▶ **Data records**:
§

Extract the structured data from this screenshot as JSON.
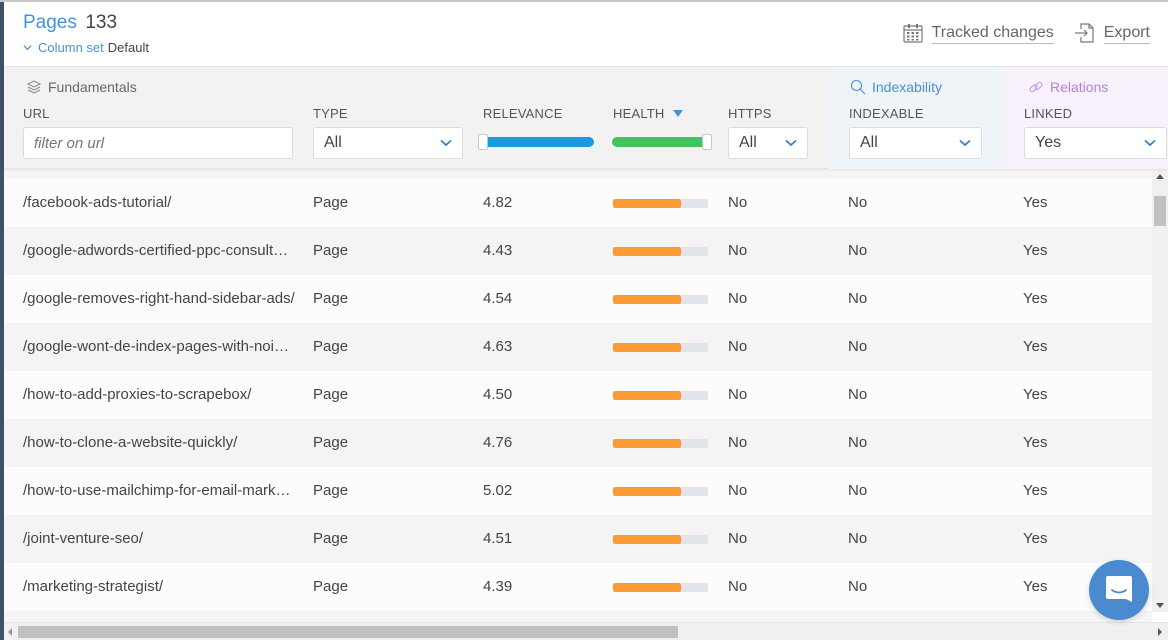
{
  "header": {
    "title": "Pages",
    "count": "133",
    "column_set_label": "Column set",
    "column_set_value": "Default",
    "actions": {
      "tracked_changes": "Tracked changes",
      "export": "Export"
    }
  },
  "groups": {
    "fundamentals": "Fundamentals",
    "indexability": "Indexability",
    "relations": "Relations"
  },
  "columns": {
    "url": "URL",
    "type": "TYPE",
    "relevance": "RELEVANCE",
    "health": "HEALTH",
    "https": "HTTPS",
    "indexable": "INDEXABLE",
    "linked": "LINKED"
  },
  "filters": {
    "url_placeholder": "filter on url",
    "url_value": "",
    "type": "All",
    "https": "All",
    "indexable": "All",
    "linked": "Yes",
    "relevance_range": "full",
    "health_range": "full",
    "health_sort": "descending"
  },
  "colors": {
    "accent": "#4a90d9",
    "relations": "#b77fdc",
    "relevance_slider": "#1a9be0",
    "health_slider": "#41c45f",
    "health_bar": "#fd9a33",
    "chat_button": "#4a8bd0"
  },
  "rows": [
    {
      "url": "/facebook-ads-tutorial/",
      "type": "Page",
      "relevance": "4.82",
      "health": 0.72,
      "https": "No",
      "indexable": "No",
      "linked": "Yes"
    },
    {
      "url": "/google-adwords-certified-ppc-consultant/",
      "type": "Page",
      "relevance": "4.43",
      "health": 0.72,
      "https": "No",
      "indexable": "No",
      "linked": "Yes"
    },
    {
      "url": "/google-removes-right-hand-sidebar-ads/",
      "type": "Page",
      "relevance": "4.54",
      "health": 0.72,
      "https": "No",
      "indexable": "No",
      "linked": "Yes"
    },
    {
      "url": "/google-wont-de-index-pages-with-noindex/",
      "type": "Page",
      "relevance": "4.63",
      "health": 0.72,
      "https": "No",
      "indexable": "No",
      "linked": "Yes"
    },
    {
      "url": "/how-to-add-proxies-to-scrapebox/",
      "type": "Page",
      "relevance": "4.50",
      "health": 0.72,
      "https": "No",
      "indexable": "No",
      "linked": "Yes"
    },
    {
      "url": "/how-to-clone-a-website-quickly/",
      "type": "Page",
      "relevance": "4.76",
      "health": 0.72,
      "https": "No",
      "indexable": "No",
      "linked": "Yes"
    },
    {
      "url": "/how-to-use-mailchimp-for-email-marketing/",
      "type": "Page",
      "relevance": "5.02",
      "health": 0.72,
      "https": "No",
      "indexable": "No",
      "linked": "Yes"
    },
    {
      "url": "/joint-venture-seo/",
      "type": "Page",
      "relevance": "4.51",
      "health": 0.72,
      "https": "No",
      "indexable": "No",
      "linked": "Yes"
    },
    {
      "url": "/marketing-strategist/",
      "type": "Page",
      "relevance": "4.39",
      "health": 0.72,
      "https": "No",
      "indexable": "No",
      "linked": "Yes"
    }
  ],
  "icons": {
    "calendar": "calendar-icon",
    "export": "export-icon",
    "layers": "layers-icon",
    "search": "search-icon",
    "link": "link-icon",
    "chat": "chat-icon"
  }
}
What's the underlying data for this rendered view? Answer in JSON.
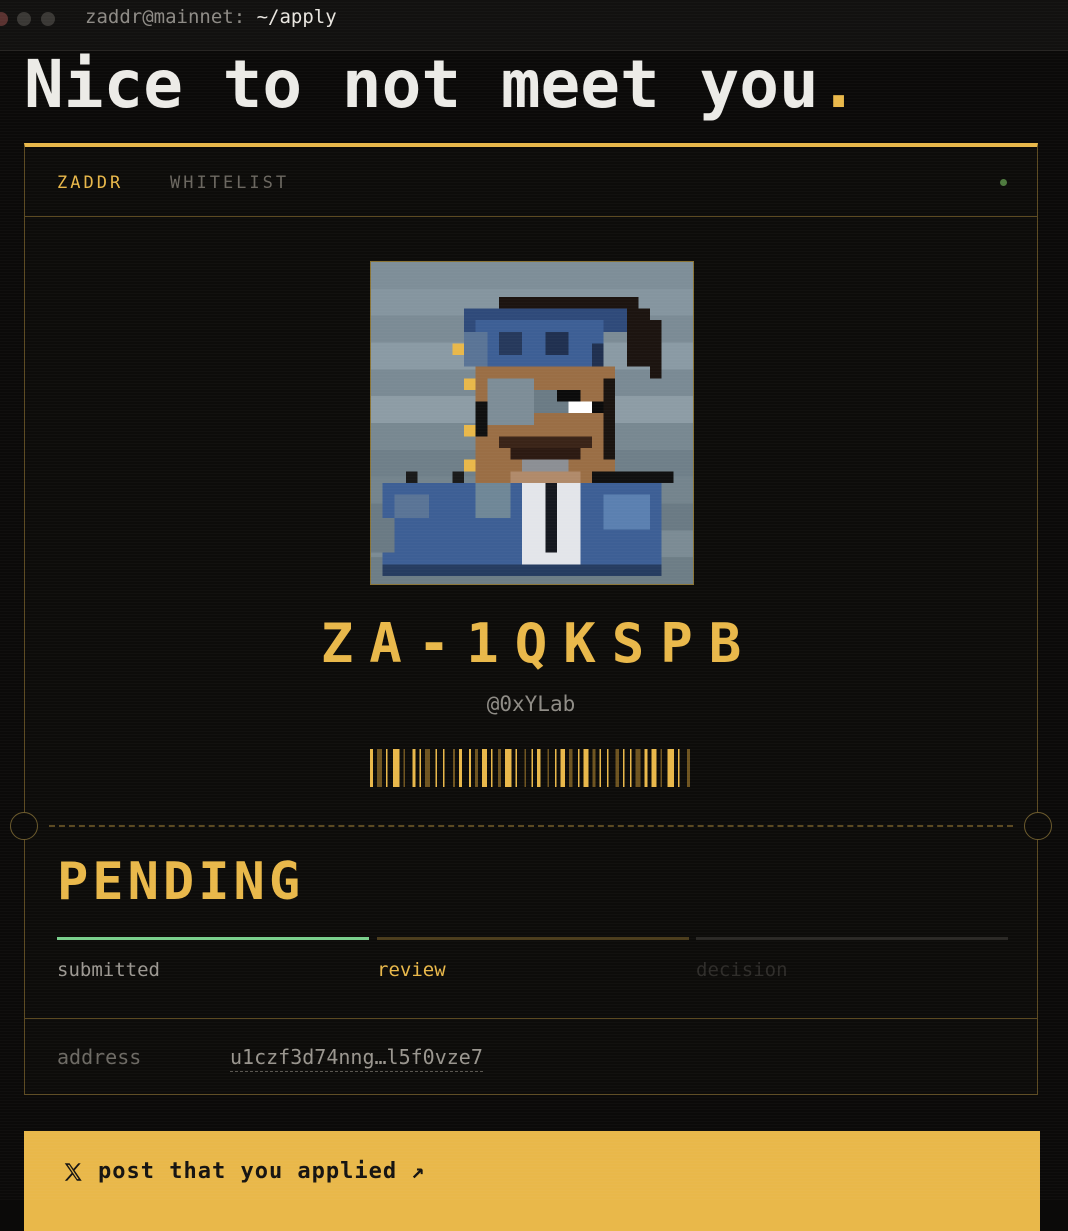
{
  "window": {
    "user_host": "zaddr@mainnet:",
    "path": "~/apply"
  },
  "headline": {
    "text": "Nice to not meet you",
    "accent": "."
  },
  "card": {
    "tabs": [
      {
        "label": "ZADDR",
        "active": true
      },
      {
        "label": "WHITELIST",
        "active": false
      }
    ],
    "live_indicator_color": "#4e7a3e",
    "avatar_icon": "pixel-avatar",
    "user_id": "ZA-1QKSPB",
    "handle": "@0xYLab",
    "status": "PENDING",
    "steps": [
      {
        "label": "submitted",
        "state": "done",
        "color": "#79cf8c"
      },
      {
        "label": "review",
        "state": "current",
        "color": "#e9b84a"
      },
      {
        "label": "decision",
        "state": "pending",
        "color": "#2f2d2a"
      }
    ],
    "address": {
      "label": "address",
      "value": "u1czf3d74nng…l5f0vze7"
    }
  },
  "cta": {
    "icon": "x-logo-icon",
    "label": "post that you applied",
    "arrow": "↗"
  },
  "colors": {
    "accent": "#e9b84a",
    "background": "#0b0a09",
    "success": "#79cf8c"
  }
}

§

▶ **Problem description**: Give every record again exactly, apart from the pictures, which stay out.

▶ **Finished task**:
Extract the structured data from this screenshot as JSON.
{
  "header": {
    "title": "Pages",
    "count": "133",
    "column_set_label": "Column set",
    "column_set_value": "Default",
    "actions": {
      "tracked_changes": "Tracked changes",
      "export": "Export"
    }
  },
  "groups": {
    "fundamentals": "Fundamentals",
    "indexability": "Indexability",
    "relations": "Relations"
  },
  "columns": {
    "url": "URL",
    "type": "TYPE",
    "relevance": "RELEVANCE",
    "health": "HEALTH",
    "https": "HTTPS",
    "indexable": "INDEXABLE",
    "linked": "LINKED"
  },
  "filters": {
    "url_placeholder": "filter on url",
    "url_value": "",
    "type": "All",
    "https": "All",
    "indexable": "All",
    "linked": "Yes",
    "relevance_range": "full",
    "health_range": "full",
    "health_sort": "descending"
  },
  "colors": {
    "accent": "#4a90d9",
    "relations": "#b77fdc",
    "relevance_slider": "#1a9be0",
    "health_slider": "#41c45f",
    "health_bar": "#fd9a33",
    "chat_button": "#4a8bd0"
  },
  "rows": [
    {
      "url": "/facebook-ads-tutorial/",
      "type": "Page",
      "relevance": "4.82",
      "health": 0.72,
      "https": "No",
      "indexable": "No",
      "linked": "Yes"
    },
    {
      "url": "/google-adwords-certified-ppc-consultant/",
      "type": "Page",
      "relevance": "4.43",
      "health": 0.72,
      "https": "No",
      "indexable": "No",
      "linked": "Yes"
    },
    {
      "url": "/google-removes-right-hand-sidebar-ads/",
      "type": "Page",
      "relevance": "4.54",
      "health": 0.72,
      "https": "No",
      "indexable": "No",
      "linked": "Yes"
    },
    {
      "url": "/google-wont-de-index-pages-with-noindex/",
      "type": "Page",
      "relevance": "4.63",
      "health": 0.72,
      "https": "No",
      "indexable": "No",
      "linked": "Yes"
    },
    {
      "url": "/how-to-add-proxies-to-scrapebox/",
      "type": "Page",
      "relevance": "4.50",
      "health": 0.72,
      "https": "No",
      "indexable": "No",
      "linked": "Yes"
    },
    {
      "url": "/how-to-clone-a-website-quickly/",
      "type": "Page",
      "relevance": "4.76",
      "health": 0.72,
      "https": "No",
      "indexable": "No",
      "linked": "Yes"
    },
    {
      "url": "/how-to-use-mailchimp-for-email-marketing/",
      "type": "Page",
      "relevance": "5.02",
      "health": 0.72,
      "https": "No",
      "indexable": "No",
      "linked": "Yes"
    },
    {
      "url": "/joint-venture-seo/",
      "type": "Page",
      "relevance": "4.51",
      "health": 0.72,
      "https": "No",
      "indexable": "No",
      "linked": "Yes"
    },
    {
      "url": "/marketing-strategist/",
      "type": "Page",
      "relevance": "4.39",
      "health": 0.72,
      "https": "No",
      "indexable": "No",
      "linked": "Yes"
    }
  ],
  "icons": {
    "calendar": "calendar-icon",
    "export": "export-icon",
    "layers": "layers-icon",
    "search": "search-icon",
    "link": "link-icon",
    "chat": "chat-icon"
  }
}
What's the underlying data for this rendered view? Answer in JSON.
{
  "window": {
    "user_host": "zaddr@mainnet:",
    "path": "~/apply"
  },
  "headline": {
    "text": "Nice to not meet you",
    "accent": "."
  },
  "card": {
    "tabs": [
      {
        "label": "ZADDR",
        "active": true
      },
      {
        "label": "WHITELIST",
        "active": false
      }
    ],
    "live_indicator_color": "#4e7a3e",
    "avatar_icon": "pixel-avatar",
    "user_id": "ZA-1QKSPB",
    "handle": "@0xYLab",
    "status": "PENDING",
    "steps": [
      {
        "label": "submitted",
        "state": "done",
        "color": "#79cf8c"
      },
      {
        "label": "review",
        "state": "current",
        "color": "#e9b84a"
      },
      {
        "label": "decision",
        "state": "pending",
        "color": "#2f2d2a"
      }
    ],
    "address": {
      "label": "address",
      "value": "u1czf3d74nng…l5f0vze7"
    }
  },
  "cta": {
    "icon": "x-logo-icon",
    "label": "post that you applied",
    "arrow": "↗"
  },
  "colors": {
    "accent": "#e9b84a",
    "background": "#0b0a09",
    "success": "#79cf8c"
  }
}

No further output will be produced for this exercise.